WHAT IS NEEDED: Review the lines that follow and copy each one that contains the word "Timer".

RECORDS PROVIDED:
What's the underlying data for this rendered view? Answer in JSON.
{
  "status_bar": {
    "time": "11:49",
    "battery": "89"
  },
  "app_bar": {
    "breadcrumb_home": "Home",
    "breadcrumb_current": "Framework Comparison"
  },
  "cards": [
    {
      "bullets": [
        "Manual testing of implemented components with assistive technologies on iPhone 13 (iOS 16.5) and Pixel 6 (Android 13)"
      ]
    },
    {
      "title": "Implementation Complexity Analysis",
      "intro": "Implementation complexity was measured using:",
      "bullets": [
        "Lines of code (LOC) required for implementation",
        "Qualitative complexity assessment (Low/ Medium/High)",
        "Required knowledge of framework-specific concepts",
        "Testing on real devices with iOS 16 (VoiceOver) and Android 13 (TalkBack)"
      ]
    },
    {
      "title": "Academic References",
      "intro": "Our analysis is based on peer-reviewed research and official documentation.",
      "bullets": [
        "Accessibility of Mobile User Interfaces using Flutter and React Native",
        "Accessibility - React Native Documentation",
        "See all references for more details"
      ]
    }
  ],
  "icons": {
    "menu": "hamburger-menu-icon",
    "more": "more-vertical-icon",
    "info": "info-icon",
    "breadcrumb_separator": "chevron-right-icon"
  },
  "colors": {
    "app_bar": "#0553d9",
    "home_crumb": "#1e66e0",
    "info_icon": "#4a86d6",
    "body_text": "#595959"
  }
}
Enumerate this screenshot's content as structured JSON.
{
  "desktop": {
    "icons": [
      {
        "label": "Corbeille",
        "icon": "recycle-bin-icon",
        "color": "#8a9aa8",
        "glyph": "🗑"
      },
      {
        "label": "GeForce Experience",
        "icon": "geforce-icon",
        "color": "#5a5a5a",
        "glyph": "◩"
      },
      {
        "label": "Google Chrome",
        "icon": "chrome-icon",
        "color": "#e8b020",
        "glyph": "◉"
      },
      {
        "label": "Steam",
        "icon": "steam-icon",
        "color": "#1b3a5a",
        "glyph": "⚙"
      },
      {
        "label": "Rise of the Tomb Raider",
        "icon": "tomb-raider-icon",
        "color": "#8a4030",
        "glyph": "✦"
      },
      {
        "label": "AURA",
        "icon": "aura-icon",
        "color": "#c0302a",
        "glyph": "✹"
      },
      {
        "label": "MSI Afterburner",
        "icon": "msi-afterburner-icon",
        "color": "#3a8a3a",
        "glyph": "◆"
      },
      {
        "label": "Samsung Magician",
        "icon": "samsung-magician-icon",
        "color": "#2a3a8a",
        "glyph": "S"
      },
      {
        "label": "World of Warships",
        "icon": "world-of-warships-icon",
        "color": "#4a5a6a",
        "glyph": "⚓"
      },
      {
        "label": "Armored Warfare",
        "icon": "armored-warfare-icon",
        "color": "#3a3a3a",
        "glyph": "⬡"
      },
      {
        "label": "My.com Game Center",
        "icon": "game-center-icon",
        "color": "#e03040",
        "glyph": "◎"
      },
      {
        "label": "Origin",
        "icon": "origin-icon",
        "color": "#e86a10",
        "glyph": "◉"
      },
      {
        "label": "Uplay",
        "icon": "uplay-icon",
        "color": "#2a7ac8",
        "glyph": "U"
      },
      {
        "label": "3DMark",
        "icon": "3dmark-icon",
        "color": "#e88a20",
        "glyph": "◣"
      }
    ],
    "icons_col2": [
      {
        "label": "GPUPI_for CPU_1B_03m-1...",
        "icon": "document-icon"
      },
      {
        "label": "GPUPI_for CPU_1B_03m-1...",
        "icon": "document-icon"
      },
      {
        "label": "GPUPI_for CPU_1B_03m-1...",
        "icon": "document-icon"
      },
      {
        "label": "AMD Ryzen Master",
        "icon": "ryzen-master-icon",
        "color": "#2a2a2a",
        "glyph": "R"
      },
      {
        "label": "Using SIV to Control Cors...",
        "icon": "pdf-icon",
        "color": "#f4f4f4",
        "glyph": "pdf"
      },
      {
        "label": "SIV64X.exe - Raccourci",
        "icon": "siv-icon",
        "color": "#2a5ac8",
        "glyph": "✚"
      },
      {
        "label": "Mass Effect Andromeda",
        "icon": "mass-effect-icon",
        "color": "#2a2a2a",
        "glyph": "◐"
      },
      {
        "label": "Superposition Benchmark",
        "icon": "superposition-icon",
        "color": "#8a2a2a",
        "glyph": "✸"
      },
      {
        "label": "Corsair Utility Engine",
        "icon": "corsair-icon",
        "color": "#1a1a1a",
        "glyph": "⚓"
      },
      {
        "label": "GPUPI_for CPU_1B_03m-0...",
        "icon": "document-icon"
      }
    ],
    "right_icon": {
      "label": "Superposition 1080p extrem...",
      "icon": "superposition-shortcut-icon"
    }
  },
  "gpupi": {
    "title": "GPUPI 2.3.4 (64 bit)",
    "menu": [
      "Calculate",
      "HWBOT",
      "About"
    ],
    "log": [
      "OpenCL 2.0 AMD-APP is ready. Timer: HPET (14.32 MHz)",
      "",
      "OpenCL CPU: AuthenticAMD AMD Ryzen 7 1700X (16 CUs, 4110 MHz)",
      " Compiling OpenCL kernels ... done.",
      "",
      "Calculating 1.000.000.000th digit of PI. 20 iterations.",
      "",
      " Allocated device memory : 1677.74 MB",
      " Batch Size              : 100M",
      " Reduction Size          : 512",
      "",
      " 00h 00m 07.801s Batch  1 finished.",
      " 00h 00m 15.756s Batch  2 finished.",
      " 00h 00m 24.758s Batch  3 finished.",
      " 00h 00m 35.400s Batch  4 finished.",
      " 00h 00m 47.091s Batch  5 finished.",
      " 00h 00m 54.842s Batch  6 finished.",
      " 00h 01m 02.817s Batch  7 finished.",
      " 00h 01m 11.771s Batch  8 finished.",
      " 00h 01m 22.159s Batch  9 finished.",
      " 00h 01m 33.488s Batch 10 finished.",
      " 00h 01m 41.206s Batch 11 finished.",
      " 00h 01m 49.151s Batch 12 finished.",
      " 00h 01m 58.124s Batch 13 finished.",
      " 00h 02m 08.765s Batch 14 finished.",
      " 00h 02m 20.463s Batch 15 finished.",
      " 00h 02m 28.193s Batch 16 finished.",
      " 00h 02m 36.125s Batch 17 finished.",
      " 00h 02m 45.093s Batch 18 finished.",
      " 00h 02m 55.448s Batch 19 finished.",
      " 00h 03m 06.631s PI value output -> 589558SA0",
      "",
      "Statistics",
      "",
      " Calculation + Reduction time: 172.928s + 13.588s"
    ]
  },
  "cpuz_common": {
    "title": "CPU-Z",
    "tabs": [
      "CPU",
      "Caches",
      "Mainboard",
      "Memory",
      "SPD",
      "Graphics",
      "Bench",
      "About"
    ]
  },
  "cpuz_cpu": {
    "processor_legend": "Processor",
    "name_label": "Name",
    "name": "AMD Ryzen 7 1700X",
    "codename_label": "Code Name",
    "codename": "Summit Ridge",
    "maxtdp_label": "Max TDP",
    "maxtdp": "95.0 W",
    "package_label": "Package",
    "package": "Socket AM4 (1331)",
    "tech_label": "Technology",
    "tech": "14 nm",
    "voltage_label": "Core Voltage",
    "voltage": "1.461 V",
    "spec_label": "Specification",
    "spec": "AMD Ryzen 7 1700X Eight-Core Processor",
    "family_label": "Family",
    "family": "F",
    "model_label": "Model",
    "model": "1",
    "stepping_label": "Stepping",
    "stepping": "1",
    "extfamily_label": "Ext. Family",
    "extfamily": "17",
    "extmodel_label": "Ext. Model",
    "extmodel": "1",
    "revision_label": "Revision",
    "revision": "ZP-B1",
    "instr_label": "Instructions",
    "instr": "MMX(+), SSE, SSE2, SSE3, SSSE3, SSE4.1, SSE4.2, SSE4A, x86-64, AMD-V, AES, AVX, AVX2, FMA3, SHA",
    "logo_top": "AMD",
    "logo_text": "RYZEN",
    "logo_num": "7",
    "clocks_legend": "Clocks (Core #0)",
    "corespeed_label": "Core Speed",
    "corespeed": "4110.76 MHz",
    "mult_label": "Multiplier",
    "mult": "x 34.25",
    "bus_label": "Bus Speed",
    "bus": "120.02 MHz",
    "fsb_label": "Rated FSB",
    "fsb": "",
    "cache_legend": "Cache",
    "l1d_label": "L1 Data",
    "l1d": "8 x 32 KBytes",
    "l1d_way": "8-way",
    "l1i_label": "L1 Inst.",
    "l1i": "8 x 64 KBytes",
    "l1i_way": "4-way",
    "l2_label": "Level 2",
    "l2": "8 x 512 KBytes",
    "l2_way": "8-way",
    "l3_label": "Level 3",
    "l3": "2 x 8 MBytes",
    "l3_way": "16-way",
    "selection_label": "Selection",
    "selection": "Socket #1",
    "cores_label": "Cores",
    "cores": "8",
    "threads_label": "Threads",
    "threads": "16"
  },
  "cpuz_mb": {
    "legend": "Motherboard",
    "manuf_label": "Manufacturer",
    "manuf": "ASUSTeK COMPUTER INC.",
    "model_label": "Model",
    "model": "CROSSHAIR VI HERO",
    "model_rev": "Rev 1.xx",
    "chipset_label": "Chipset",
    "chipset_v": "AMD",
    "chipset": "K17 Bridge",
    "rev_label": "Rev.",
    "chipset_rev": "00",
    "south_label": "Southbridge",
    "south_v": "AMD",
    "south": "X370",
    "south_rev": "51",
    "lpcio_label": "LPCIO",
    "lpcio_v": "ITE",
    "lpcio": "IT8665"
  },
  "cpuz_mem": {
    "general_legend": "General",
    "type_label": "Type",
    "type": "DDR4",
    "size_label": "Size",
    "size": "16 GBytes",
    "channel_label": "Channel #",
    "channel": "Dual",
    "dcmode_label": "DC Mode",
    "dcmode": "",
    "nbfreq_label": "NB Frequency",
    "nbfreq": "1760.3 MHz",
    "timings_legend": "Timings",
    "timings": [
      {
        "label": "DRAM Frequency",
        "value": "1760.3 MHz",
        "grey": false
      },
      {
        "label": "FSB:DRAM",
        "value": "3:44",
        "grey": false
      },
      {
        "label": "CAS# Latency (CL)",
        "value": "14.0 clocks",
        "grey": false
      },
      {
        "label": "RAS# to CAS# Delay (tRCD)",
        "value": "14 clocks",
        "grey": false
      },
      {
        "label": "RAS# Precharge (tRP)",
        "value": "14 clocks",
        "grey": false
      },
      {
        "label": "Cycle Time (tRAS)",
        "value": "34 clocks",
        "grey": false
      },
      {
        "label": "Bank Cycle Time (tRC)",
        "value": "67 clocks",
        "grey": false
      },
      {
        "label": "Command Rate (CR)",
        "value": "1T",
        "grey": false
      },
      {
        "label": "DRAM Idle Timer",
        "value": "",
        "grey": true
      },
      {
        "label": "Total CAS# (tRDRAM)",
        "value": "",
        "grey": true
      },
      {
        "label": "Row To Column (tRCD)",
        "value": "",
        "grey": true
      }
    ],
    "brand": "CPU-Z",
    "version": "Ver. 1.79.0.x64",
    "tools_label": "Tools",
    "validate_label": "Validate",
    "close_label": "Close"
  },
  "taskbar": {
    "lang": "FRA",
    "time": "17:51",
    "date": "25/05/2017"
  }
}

ANSWER TO THIS EXERCISE:
      "OpenCL 2.0 AMD-APP is ready. Timer: HPET (14.32 MHz)",
        "label": "DRAM Idle Timer",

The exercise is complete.